**** RECORDS SUPPLIED ****
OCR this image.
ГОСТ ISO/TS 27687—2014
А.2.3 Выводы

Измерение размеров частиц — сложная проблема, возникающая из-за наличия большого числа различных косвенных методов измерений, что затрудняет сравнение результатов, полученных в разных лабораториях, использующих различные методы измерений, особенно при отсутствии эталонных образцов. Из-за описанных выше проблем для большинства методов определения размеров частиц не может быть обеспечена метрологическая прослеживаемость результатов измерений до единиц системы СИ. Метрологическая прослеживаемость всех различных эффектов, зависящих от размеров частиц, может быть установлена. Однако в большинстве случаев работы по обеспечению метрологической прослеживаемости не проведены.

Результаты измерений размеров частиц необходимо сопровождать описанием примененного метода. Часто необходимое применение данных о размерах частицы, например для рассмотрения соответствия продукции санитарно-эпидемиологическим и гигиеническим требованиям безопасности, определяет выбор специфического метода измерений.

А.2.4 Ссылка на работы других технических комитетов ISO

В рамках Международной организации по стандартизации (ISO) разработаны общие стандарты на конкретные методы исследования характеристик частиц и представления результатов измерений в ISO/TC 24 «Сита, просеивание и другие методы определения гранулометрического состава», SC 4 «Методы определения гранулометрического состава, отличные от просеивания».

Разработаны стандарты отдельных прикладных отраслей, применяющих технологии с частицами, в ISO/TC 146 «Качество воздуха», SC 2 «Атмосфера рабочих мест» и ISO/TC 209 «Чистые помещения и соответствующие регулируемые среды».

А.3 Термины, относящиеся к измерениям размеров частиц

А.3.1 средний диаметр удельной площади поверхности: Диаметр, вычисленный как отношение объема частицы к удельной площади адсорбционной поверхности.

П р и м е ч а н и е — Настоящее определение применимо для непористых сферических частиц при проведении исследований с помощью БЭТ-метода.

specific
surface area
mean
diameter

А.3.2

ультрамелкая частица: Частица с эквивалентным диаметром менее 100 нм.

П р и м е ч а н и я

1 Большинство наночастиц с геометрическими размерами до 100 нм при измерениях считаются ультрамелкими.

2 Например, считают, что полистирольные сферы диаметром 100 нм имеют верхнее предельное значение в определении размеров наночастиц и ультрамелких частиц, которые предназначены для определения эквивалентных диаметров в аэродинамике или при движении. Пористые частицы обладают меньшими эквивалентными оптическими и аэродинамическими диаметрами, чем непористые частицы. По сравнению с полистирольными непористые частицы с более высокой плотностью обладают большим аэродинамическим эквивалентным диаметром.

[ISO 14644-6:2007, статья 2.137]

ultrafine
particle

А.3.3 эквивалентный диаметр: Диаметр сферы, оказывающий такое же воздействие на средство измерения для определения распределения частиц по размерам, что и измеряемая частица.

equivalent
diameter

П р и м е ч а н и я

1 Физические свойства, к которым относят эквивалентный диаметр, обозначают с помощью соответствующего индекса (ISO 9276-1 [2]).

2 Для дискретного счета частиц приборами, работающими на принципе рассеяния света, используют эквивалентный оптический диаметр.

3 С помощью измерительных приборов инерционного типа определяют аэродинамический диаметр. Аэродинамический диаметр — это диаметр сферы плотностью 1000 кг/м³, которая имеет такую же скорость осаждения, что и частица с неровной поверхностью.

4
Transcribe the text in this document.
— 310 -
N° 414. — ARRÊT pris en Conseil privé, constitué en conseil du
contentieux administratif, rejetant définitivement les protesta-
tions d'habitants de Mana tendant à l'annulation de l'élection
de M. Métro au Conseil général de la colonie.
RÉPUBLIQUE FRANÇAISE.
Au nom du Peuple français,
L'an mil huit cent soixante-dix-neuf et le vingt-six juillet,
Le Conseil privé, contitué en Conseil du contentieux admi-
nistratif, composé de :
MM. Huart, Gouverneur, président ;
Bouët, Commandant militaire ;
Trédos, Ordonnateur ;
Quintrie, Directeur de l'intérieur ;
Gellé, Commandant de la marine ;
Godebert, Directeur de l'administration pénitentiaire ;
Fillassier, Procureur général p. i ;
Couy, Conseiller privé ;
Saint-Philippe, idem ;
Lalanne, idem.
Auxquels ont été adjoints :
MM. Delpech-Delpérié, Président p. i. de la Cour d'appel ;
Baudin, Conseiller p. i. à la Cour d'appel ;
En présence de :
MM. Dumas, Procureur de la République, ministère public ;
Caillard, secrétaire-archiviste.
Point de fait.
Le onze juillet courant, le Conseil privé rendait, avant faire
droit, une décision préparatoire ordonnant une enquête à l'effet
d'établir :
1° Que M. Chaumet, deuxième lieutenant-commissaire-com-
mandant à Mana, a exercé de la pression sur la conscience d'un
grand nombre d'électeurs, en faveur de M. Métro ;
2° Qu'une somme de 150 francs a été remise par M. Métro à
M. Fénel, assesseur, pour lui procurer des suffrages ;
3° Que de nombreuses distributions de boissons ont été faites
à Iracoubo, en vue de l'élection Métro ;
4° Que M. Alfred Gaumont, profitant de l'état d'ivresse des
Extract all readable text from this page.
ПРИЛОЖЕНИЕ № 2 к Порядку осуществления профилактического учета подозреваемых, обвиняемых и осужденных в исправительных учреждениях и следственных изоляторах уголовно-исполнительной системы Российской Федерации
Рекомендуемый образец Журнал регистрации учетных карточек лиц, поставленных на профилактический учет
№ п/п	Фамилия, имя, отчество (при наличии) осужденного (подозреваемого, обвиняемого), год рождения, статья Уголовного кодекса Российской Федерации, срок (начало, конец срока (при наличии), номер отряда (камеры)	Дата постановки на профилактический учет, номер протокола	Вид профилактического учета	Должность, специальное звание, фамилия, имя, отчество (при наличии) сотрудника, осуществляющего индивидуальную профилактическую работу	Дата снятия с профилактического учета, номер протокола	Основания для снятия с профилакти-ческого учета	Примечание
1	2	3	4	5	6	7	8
****
From the records above, pull out each line that has "плотностью".

*SOLUTION BELOW:*
2 Например, считают, что полистирольные сферы диаметром 100 нм имеют верхнее предельное значение в определении размеров наночастиц и ультрамелких частиц, которые предназначены для определения эквивалентных диаметров в аэродинамике или при движении. Пористые частицы обладают меньшими эквивалентными оптическими и аэродинамическими диаметрами, чем непористые частицы. По сравнению с полистирольными непористые частицы с более высокой плотностью обладают большим аэродинамическим эквивалентным диаметром.
3 С помощью измерительных приборов инерционного типа определяют аэродинамический диаметр. Аэродинамический диаметр — это диаметр сферы плотностью 1000 кг/м³, которая имеет такую же скорость осаждения, что и частица с неровной поверхностью.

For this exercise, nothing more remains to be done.